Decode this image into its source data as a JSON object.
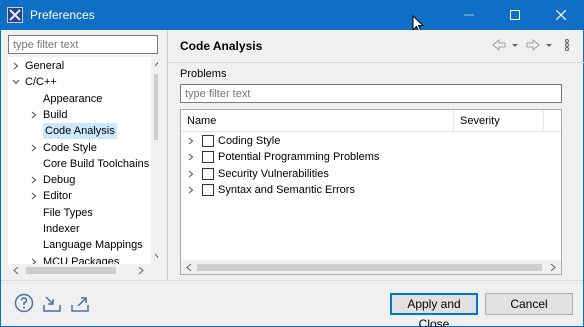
{
  "window": {
    "title": "Preferences"
  },
  "sidebar": {
    "filter_placeholder": "type filter text",
    "items": [
      {
        "label": "General",
        "expanded": false,
        "has_children": true,
        "level": 0
      },
      {
        "label": "C/C++",
        "expanded": true,
        "has_children": true,
        "level": 0
      },
      {
        "label": "Appearance",
        "has_children": false,
        "level": 1
      },
      {
        "label": "Build",
        "expanded": false,
        "has_children": true,
        "level": 1
      },
      {
        "label": "Code Analysis",
        "has_children": false,
        "level": 1,
        "selected": true
      },
      {
        "label": "Code Style",
        "expanded": false,
        "has_children": true,
        "level": 1
      },
      {
        "label": "Core Build Toolchains",
        "has_children": false,
        "level": 1
      },
      {
        "label": "Debug",
        "expanded": false,
        "has_children": true,
        "level": 1
      },
      {
        "label": "Editor",
        "expanded": false,
        "has_children": true,
        "level": 1
      },
      {
        "label": "File Types",
        "has_children": false,
        "level": 1
      },
      {
        "label": "Indexer",
        "has_children": false,
        "level": 1
      },
      {
        "label": "Language Mappings",
        "has_children": false,
        "level": 1
      },
      {
        "label": "MCU Packages",
        "expanded": false,
        "has_children": true,
        "level": 1
      }
    ]
  },
  "main": {
    "page_title": "Code Analysis",
    "problems_label": "Problems",
    "filter_placeholder": "type filter text",
    "columns": [
      "Name",
      "Severity"
    ],
    "problems": [
      {
        "label": "Coding Style",
        "checked": false
      },
      {
        "label": "Potential Programming Problems",
        "checked": false
      },
      {
        "label": "Security Vulnerabilities",
        "checked": false
      },
      {
        "label": "Syntax and Semantic Errors",
        "checked": false
      }
    ]
  },
  "footer": {
    "apply_close_label": "Apply and Close",
    "cancel_label": "Cancel",
    "icons": [
      "help-icon",
      "import-icon",
      "export-icon"
    ]
  },
  "colors": {
    "titlebar": "#0f6fc6",
    "selection": "#cce8ff",
    "primary_border": "#0078d7"
  }
}
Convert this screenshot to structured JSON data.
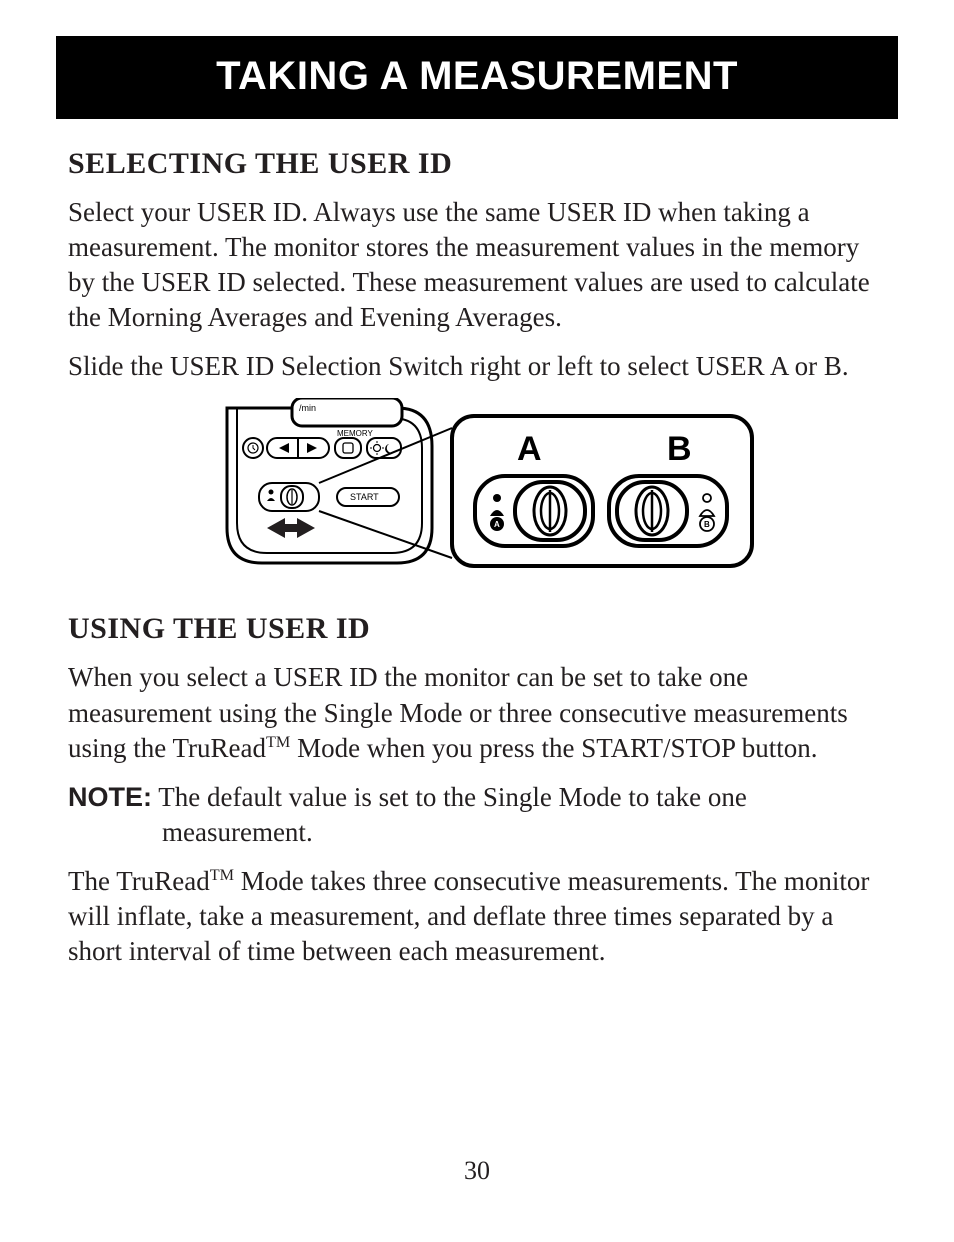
{
  "page": {
    "title": "TAKING A MEASUREMENT",
    "number": "30"
  },
  "section1": {
    "heading": "SELECTING THE USER ID",
    "p1": "Select your USER ID. Always use the same USER ID when taking a measurement. The monitor stores the measurement values in the memory by the USER ID selected. These measurement values are used to calculate the Morning Averages and Evening Averages.",
    "p2": "Slide the USER ID Selection Switch right or left to select USER A or B."
  },
  "diagram": {
    "left_labels": {
      "per_min": "/min",
      "memory": "MEMORY",
      "start": "START"
    },
    "right_labels": {
      "A": "A",
      "B": "B",
      "icon_a": "A",
      "icon_b": "B"
    }
  },
  "section2": {
    "heading": "USING THE USER ID",
    "p1_pre": "When you select a USER ID the monitor can be set to take one measurement using the Single Mode or three consecutive measurements using the TruRead",
    "p1_tm": "TM",
    "p1_post": " Mode when you press the START/STOP button.",
    "note_label": "NOTE:",
    "note_line1": " The default value is set to the Single Mode to take one",
    "note_line2": "measurement.",
    "p3_pre": "The TruRead",
    "p3_tm": "TM",
    "p3_post": " Mode takes three consecutive measurements. The monitor will inflate, take a measurement, and deflate three times separated by a short interval of time between each measurement."
  }
}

§

Copy out all lines where the word "three" appears.

### Written response
    "p1_pre": "When you select a USER ID the monitor can be set to take one measurement using the Single Mode or three consecutive measurements using the TruRead",
    "p3_post": " Mode takes three consecutive measurements. The monitor will inflate, take a measurement, and deflate three times separated by a short interval of time between each measurement."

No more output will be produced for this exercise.